* PROBLEM DETAILS *
Look through the records below and collect all lines that hold the string "unit".

====== EXERCISE INPUT ======

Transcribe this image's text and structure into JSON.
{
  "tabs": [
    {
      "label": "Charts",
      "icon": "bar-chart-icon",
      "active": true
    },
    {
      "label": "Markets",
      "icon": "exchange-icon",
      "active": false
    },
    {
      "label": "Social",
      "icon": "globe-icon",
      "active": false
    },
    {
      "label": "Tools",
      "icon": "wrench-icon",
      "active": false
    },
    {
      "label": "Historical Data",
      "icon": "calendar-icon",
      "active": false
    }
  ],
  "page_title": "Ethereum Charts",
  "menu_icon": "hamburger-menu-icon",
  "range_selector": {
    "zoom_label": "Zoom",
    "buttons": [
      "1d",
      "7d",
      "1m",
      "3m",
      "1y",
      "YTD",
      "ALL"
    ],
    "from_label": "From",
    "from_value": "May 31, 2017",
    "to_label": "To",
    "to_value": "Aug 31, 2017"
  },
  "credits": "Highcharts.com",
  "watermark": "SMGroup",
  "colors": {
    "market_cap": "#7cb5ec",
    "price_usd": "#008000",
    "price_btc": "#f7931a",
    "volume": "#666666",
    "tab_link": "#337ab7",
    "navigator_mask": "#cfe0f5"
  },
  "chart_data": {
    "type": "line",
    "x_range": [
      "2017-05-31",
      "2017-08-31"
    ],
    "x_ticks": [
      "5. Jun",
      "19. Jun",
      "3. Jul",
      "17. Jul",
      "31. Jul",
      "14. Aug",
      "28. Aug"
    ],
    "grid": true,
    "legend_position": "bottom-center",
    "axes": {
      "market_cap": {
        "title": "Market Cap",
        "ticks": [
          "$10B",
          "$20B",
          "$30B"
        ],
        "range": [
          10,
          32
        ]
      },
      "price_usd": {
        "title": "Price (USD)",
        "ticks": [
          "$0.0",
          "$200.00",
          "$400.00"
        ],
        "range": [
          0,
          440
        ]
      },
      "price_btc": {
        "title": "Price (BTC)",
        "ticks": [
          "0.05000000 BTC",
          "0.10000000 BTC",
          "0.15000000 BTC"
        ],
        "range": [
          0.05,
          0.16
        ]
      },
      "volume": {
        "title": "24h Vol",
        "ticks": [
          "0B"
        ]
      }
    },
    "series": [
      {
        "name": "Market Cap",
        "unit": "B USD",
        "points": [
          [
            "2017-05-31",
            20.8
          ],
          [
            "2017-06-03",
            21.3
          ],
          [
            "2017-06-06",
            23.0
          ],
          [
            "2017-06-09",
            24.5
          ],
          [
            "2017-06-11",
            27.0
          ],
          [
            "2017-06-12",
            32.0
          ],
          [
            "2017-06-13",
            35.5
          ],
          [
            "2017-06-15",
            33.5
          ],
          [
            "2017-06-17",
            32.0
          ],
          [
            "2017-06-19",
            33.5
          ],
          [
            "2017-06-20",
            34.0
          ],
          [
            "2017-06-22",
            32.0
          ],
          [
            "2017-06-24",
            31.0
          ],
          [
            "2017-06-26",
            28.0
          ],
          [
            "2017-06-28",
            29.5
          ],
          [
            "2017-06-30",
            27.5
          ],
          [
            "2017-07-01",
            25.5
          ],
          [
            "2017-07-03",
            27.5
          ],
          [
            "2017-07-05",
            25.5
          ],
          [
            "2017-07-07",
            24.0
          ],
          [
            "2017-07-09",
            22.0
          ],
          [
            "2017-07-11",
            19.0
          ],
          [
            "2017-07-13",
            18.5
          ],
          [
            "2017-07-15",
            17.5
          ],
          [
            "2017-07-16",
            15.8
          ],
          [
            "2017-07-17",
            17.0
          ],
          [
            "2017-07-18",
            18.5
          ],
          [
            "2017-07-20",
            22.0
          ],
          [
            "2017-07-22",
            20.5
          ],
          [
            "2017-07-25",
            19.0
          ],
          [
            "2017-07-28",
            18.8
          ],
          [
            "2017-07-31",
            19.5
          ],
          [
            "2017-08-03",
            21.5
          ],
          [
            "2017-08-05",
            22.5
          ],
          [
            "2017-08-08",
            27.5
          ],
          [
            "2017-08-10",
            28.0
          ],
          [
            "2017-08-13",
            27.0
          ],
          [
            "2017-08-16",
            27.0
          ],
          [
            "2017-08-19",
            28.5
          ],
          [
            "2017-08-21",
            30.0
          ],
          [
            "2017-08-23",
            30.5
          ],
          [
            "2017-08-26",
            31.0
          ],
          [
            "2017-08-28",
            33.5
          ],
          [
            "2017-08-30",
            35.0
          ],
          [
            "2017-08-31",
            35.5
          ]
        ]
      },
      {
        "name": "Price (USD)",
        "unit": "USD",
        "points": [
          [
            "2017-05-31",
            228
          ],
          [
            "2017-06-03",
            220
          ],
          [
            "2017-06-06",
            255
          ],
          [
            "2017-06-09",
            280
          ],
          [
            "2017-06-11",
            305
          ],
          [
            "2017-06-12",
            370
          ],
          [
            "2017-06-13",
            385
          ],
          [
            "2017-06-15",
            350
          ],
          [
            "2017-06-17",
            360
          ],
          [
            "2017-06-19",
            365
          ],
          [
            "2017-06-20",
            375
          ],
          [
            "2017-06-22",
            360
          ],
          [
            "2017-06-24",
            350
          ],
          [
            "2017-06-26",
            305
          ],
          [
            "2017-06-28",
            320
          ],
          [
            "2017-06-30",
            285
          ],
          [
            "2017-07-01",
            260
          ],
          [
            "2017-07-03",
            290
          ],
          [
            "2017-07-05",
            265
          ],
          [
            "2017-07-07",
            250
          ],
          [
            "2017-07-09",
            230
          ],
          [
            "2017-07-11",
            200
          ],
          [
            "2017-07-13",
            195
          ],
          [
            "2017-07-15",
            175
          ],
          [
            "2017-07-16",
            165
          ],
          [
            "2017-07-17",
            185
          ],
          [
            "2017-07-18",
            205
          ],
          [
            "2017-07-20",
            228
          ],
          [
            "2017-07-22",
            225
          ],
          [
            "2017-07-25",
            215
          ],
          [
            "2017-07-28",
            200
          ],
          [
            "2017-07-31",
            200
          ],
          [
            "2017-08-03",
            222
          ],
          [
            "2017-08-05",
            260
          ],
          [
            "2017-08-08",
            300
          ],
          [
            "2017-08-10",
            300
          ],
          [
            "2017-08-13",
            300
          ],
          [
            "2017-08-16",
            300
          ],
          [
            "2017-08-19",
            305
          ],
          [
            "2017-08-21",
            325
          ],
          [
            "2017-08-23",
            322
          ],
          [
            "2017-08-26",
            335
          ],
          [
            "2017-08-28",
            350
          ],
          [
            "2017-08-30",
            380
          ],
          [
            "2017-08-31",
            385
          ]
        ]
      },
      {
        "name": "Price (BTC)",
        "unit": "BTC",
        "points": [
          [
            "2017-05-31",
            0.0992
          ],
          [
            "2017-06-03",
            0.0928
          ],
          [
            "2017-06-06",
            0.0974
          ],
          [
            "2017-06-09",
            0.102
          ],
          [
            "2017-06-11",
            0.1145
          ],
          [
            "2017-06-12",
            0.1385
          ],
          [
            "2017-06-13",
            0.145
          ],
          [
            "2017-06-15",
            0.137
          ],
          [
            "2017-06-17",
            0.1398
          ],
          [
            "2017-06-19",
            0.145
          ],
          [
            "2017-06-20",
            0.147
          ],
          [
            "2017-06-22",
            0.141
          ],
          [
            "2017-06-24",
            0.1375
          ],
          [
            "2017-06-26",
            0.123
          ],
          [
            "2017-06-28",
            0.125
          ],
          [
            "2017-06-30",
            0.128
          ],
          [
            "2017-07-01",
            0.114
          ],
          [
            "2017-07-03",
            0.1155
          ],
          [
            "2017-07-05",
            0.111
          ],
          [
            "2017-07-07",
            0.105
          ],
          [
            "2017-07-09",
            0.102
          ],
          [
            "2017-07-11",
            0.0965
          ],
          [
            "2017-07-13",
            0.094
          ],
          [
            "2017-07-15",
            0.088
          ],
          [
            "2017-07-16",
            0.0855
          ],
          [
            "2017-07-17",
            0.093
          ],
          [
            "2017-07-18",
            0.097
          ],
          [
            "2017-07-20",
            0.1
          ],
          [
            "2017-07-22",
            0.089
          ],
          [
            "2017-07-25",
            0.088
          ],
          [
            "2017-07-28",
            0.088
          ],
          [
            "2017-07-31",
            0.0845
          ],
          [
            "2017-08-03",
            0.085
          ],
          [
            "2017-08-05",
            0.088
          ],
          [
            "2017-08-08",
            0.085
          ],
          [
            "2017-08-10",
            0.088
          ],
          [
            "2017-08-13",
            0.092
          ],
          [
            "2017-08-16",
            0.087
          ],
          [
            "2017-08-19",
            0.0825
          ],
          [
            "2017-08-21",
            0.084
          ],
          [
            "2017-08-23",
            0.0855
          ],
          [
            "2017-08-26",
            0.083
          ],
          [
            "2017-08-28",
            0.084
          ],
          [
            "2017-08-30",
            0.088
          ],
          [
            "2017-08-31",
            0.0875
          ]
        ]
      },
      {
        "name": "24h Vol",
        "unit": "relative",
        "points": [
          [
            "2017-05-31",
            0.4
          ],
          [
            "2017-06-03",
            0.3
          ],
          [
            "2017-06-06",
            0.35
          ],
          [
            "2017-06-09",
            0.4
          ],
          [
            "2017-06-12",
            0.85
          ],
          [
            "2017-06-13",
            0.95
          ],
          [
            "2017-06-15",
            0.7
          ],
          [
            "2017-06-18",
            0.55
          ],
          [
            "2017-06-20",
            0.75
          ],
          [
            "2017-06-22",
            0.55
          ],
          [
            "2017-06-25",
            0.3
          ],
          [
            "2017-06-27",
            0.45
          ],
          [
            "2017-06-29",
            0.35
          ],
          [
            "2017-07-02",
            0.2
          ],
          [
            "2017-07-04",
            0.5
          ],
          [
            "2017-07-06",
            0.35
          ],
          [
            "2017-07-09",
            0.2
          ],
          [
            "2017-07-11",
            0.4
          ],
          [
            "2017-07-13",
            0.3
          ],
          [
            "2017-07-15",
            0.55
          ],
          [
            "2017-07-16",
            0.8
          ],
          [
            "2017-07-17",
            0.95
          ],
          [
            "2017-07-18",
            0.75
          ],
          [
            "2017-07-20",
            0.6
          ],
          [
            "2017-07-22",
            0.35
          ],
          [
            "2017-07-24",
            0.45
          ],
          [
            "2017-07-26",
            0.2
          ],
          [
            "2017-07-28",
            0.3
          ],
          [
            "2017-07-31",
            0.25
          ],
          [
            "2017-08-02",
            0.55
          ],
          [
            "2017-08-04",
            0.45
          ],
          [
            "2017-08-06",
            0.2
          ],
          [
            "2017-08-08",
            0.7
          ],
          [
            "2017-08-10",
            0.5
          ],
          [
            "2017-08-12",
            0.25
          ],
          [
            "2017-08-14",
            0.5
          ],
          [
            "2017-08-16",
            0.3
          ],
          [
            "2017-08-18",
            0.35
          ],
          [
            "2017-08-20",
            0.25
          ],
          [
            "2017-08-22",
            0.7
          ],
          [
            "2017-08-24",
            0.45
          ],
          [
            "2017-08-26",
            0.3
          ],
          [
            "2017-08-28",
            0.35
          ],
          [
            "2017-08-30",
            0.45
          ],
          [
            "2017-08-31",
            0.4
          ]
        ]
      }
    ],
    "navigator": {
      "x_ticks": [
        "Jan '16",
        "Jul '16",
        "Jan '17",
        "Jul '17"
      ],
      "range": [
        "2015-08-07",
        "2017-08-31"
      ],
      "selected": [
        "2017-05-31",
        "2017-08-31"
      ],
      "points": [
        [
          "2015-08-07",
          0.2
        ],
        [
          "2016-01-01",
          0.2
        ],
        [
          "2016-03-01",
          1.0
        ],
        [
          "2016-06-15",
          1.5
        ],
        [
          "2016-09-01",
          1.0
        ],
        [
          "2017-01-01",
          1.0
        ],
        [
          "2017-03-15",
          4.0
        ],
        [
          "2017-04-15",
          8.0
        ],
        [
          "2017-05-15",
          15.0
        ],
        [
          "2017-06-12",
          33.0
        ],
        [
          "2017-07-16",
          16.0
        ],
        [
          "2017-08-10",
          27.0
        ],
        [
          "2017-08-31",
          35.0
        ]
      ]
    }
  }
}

======

* TASK RESULT *
        "unit": "B USD",
        "unit": "USD",
        "unit": "BTC",
        "unit": "relative",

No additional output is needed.